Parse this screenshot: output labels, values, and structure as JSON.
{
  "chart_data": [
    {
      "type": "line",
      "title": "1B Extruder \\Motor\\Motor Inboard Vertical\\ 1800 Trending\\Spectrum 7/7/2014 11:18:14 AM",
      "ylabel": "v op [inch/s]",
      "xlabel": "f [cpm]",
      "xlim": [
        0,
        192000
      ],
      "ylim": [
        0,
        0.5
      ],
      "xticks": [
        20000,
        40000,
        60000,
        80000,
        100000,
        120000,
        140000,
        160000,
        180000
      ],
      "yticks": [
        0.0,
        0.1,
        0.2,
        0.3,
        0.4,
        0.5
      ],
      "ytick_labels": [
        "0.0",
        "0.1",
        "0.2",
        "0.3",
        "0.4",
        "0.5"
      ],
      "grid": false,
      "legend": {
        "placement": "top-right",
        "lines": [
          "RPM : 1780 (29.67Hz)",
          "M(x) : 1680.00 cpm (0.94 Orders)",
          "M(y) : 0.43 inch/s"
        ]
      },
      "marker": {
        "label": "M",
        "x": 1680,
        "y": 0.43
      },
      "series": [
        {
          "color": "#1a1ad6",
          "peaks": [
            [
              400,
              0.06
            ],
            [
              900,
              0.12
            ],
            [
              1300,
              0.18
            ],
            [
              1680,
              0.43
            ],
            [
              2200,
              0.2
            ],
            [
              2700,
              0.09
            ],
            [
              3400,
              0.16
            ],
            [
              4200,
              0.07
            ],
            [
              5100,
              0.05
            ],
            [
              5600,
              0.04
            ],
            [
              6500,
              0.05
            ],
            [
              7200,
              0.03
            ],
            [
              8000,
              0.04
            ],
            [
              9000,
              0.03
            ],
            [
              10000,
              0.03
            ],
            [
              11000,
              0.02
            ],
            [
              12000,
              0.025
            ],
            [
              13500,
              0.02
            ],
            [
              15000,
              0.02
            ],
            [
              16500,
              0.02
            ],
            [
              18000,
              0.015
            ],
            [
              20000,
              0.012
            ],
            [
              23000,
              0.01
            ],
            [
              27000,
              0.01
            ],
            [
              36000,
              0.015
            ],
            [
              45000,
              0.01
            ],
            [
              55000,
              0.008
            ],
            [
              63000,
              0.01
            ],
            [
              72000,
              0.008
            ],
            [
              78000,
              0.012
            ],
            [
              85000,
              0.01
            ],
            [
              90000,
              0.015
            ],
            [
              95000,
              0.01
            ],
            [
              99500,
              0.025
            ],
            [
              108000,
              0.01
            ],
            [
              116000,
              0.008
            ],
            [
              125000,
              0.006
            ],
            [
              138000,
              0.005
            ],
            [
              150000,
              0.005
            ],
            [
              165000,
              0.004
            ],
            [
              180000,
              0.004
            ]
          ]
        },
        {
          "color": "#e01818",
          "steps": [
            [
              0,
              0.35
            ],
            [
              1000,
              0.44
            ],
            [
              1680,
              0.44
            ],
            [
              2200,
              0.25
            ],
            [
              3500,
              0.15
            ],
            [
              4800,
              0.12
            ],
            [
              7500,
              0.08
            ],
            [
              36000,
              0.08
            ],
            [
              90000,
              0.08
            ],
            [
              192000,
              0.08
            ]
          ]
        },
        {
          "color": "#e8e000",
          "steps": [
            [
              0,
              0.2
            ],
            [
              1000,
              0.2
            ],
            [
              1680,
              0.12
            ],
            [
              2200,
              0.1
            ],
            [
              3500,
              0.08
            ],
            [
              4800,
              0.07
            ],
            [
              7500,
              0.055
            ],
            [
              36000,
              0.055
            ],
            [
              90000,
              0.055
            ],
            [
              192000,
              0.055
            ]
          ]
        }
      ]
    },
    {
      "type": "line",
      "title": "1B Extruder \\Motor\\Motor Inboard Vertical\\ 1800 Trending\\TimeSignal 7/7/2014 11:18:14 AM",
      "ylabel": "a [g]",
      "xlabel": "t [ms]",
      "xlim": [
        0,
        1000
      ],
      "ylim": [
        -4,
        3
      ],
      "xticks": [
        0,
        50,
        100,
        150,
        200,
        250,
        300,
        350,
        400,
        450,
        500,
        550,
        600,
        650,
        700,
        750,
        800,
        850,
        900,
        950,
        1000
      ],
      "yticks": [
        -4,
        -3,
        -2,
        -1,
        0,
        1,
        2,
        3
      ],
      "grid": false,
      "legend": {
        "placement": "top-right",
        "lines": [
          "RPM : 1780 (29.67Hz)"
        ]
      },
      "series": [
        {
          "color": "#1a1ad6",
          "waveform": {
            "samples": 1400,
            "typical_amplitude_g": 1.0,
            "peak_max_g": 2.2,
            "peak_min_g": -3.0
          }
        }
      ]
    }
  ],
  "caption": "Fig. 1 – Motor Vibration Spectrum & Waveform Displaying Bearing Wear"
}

-=-=-

Your objective >>
Reproduce each line of the material above precisely.

Final answer >>
Parse this screenshot: output labels, values, and structure as JSON.
{
  "chart_data": [
    {
      "type": "line",
      "title": "1B Extruder \\Motor\\Motor Inboard Vertical\\ 1800 Trending\\Spectrum 7/7/2014 11:18:14 AM",
      "ylabel": "v op [inch/s]",
      "xlabel": "f [cpm]",
      "xlim": [
        0,
        192000
      ],
      "ylim": [
        0,
        0.5
      ],
      "xticks": [
        20000,
        40000,
        60000,
        80000,
        100000,
        120000,
        140000,
        160000,
        180000
      ],
      "yticks": [
        0.0,
        0.1,
        0.2,
        0.3,
        0.4,
        0.5
      ],
      "ytick_labels": [
        "0.0",
        "0.1",
        "0.2",
        "0.3",
        "0.4",
        "0.5"
      ],
      "grid": false,
      "legend": {
        "placement": "top-right",
        "lines": [
          "RPM : 1780 (29.67Hz)",
          "M(x) : 1680.00 cpm (0.94 Orders)",
          "M(y) : 0.43 inch/s"
        ]
      },
      "marker": {
        "label": "M",
        "x": 1680,
        "y": 0.43
      },
      "series": [
        {
          "color": "#1a1ad6",
          "peaks": [
            [
              400,
              0.06
            ],
            [
              900,
              0.12
            ],
            [
              1300,
              0.18
            ],
            [
              1680,
              0.43
            ],
            [
              2200,
              0.2
            ],
            [
              2700,
              0.09
            ],
            [
              3400,
              0.16
            ],
            [
              4200,
              0.07
            ],
            [
              5100,
              0.05
            ],
            [
              5600,
              0.04
            ],
            [
              6500,
              0.05
            ],
            [
              7200,
              0.03
            ],
            [
              8000,
              0.04
            ],
            [
              9000,
              0.03
            ],
            [
              10000,
              0.03
            ],
            [
              11000,
              0.02
            ],
            [
              12000,
              0.025
            ],
            [
              13500,
              0.02
            ],
            [
              15000,
              0.02
            ],
            [
              16500,
              0.02
            ],
            [
              18000,
              0.015
            ],
            [
              20000,
              0.012
            ],
            [
              23000,
              0.01
            ],
            [
              27000,
              0.01
            ],
            [
              36000,
              0.015
            ],
            [
              45000,
              0.01
            ],
            [
              55000,
              0.008
            ],
            [
              63000,
              0.01
            ],
            [
              72000,
              0.008
            ],
            [
              78000,
              0.012
            ],
            [
              85000,
              0.01
            ],
            [
              90000,
              0.015
            ],
            [
              95000,
              0.01
            ],
            [
              99500,
              0.025
            ],
            [
              108000,
              0.01
            ],
            [
              116000,
              0.008
            ],
            [
              125000,
              0.006
            ],
            [
              138000,
              0.005
            ],
            [
              150000,
              0.005
            ],
            [
              165000,
              0.004
            ],
            [
              180000,
              0.004
            ]
          ]
        },
        {
          "color": "#e01818",
          "steps": [
            [
              0,
              0.35
            ],
            [
              1000,
              0.44
            ],
            [
              1680,
              0.44
            ],
            [
              2200,
              0.25
            ],
            [
              3500,
              0.15
            ],
            [
              4800,
              0.12
            ],
            [
              7500,
              0.08
            ],
            [
              36000,
              0.08
            ],
            [
              90000,
              0.08
            ],
            [
              192000,
              0.08
            ]
          ]
        },
        {
          "color": "#e8e000",
          "steps": [
            [
              0,
              0.2
            ],
            [
              1000,
              0.2
            ],
            [
              1680,
              0.12
            ],
            [
              2200,
              0.1
            ],
            [
              3500,
              0.08
            ],
            [
              4800,
              0.07
            ],
            [
              7500,
              0.055
            ],
            [
              36000,
              0.055
            ],
            [
              90000,
              0.055
            ],
            [
              192000,
              0.055
            ]
          ]
        }
      ]
    },
    {
      "type": "line",
      "title": "1B Extruder \\Motor\\Motor Inboard Vertical\\ 1800 Trending\\TimeSignal 7/7/2014 11:18:14 AM",
      "ylabel": "a [g]",
      "xlabel": "t [ms]",
      "xlim": [
        0,
        1000
      ],
      "ylim": [
        -4,
        3
      ],
      "xticks": [
        0,
        50,
        100,
        150,
        200,
        250,
        300,
        350,
        400,
        450,
        500,
        550,
        600,
        650,
        700,
        750,
        800,
        850,
        900,
        950,
        1000
      ],
      "yticks": [
        -4,
        -3,
        -2,
        -1,
        0,
        1,
        2,
        3
      ],
      "grid": false,
      "legend": {
        "placement": "top-right",
        "lines": [
          "RPM : 1780 (29.67Hz)"
        ]
      },
      "series": [
        {
          "color": "#1a1ad6",
          "waveform": {
            "samples": 1400,
            "typical_amplitude_g": 1.0,
            "peak_max_g": 2.2,
            "peak_min_g": -3.0
          }
        }
      ]
    }
  ],
  "caption": "Fig. 1 – Motor Vibration Spectrum & Waveform Displaying Bearing Wear"
}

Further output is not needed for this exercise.